Work to complete — Print each of the entries exactly, leaving nothing out.

— BEGIN Listing —

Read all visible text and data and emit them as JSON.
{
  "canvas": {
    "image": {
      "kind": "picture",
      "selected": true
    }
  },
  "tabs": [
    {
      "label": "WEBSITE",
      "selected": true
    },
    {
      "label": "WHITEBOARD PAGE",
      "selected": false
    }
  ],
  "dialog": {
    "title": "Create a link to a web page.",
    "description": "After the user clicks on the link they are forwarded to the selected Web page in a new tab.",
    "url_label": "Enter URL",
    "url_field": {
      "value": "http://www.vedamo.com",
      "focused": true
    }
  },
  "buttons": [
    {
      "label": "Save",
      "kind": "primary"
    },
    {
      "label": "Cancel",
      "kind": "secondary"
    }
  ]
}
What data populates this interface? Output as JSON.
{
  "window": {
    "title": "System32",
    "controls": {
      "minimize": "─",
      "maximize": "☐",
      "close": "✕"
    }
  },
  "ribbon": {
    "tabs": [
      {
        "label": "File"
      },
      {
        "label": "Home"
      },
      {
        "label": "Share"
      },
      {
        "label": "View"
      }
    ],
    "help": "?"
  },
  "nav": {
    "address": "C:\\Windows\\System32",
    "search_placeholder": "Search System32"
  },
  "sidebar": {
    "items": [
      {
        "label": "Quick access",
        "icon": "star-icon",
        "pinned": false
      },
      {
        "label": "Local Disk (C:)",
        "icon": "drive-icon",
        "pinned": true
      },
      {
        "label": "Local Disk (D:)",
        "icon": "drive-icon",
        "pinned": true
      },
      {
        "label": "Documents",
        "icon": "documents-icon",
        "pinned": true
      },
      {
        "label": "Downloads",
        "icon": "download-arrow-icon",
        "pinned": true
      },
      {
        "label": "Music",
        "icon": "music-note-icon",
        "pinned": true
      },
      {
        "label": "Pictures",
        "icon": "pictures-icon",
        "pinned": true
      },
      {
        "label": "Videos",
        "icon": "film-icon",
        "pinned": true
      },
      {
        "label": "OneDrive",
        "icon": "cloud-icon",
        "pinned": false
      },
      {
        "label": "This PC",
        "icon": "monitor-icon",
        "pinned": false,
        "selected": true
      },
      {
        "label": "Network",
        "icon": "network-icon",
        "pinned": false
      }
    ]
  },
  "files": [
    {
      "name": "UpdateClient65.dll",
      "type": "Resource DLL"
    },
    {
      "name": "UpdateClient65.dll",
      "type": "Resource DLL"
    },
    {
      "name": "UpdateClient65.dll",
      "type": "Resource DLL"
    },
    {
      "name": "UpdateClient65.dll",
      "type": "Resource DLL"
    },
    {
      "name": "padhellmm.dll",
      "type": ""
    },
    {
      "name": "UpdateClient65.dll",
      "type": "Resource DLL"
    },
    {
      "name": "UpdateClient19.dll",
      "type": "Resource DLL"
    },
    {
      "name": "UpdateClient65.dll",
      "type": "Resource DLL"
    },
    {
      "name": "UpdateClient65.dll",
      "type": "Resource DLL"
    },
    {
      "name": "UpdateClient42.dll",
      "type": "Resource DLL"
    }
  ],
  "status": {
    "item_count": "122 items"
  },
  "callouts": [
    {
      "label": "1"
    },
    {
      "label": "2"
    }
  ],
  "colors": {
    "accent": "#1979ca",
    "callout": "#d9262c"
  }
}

— END Listing —

Full solution —
Read all visible text and data and emit them as JSON.
{
  "canvas": {
    "image": {
      "kind": "picture",
      "selected": true
    }
  },
  "tabs": [
    {
      "label": "WEBSITE",
      "selected": true
    },
    {
      "label": "WHITEBOARD PAGE",
      "selected": false
    }
  ],
  "dialog": {
    "title": "Create a link to a web page.",
    "description": "After the user clicks on the link they are forwarded to the selected Web page in a new tab.",
    "url_label": "Enter URL",
    "url_field": {
      "value": "http://www.vedamo.com",
      "focused": true
    }
  },
  "buttons": [
    {
      "label": "Save",
      "kind": "primary"
    },
    {
      "label": "Cancel",
      "kind": "secondary"
    }
  ]
}
What data populates this interface? Output as JSON.
{
  "window": {
    "title": "System32",
    "controls": {
      "minimize": "─",
      "maximize": "☐",
      "close": "✕"
    }
  },
  "ribbon": {
    "tabs": [
      {
        "label": "File"
      },
      {
        "label": "Home"
      },
      {
        "label": "Share"
      },
      {
        "label": "View"
      }
    ],
    "help": "?"
  },
  "nav": {
    "address": "C:\\Windows\\System32",
    "search_placeholder": "Search System32"
  },
  "sidebar": {
    "items": [
      {
        "label": "Quick access",
        "icon": "star-icon",
        "pinned": false
      },
      {
        "label": "Local Disk (C:)",
        "icon": "drive-icon",
        "pinned": true
      },
      {
        "label": "Local Disk (D:)",
        "icon": "drive-icon",
        "pinned": true
      },
      {
        "label": "Documents",
        "icon": "documents-icon",
        "pinned": true
      },
      {
        "label": "Downloads",
        "icon": "download-arrow-icon",
        "pinned": true
      },
      {
        "label": "Music",
        "icon": "music-note-icon",
        "pinned": true
      },
      {
        "label": "Pictures",
        "icon": "pictures-icon",
        "pinned": true
      },
      {
        "label": "Videos",
        "icon": "film-icon",
        "pinned": true
      },
      {
        "label": "OneDrive",
        "icon": "cloud-icon",
        "pinned": false
      },
      {
        "label": "This PC",
        "icon": "monitor-icon",
        "pinned": false,
        "selected": true
      },
      {
        "label": "Network",
        "icon": "network-icon",
        "pinned": false
      }
    ]
  },
  "files": [
    {
      "name": "UpdateClient65.dll",
      "type": "Resource DLL"
    },
    {
      "name": "UpdateClient65.dll",
      "type": "Resource DLL"
    },
    {
      "name": "UpdateClient65.dll",
      "type": "Resource DLL"
    },
    {
      "name": "UpdateClient65.dll",
      "type": "Resource DLL"
    },
    {
      "name": "padhellmm.dll",
      "type": ""
    },
    {
      "name": "UpdateClient65.dll",
      "type": "Resource DLL"
    },
    {
      "name": "UpdateClient19.dll",
      "type": "Resource DLL"
    },
    {
      "name": "UpdateClient65.dll",
      "type": "Resource DLL"
    },
    {
      "name": "UpdateClient65.dll",
      "type": "Resource DLL"
    },
    {
      "name": "UpdateClient42.dll",
      "type": "Resource DLL"
    }
  ],
  "status": {
    "item_count": "122 items"
  },
  "callouts": [
    {
      "label": "1"
    },
    {
      "label": "2"
    }
  ],
  "colors": {
    "accent": "#1979ca",
    "callout": "#d9262c"
  }
}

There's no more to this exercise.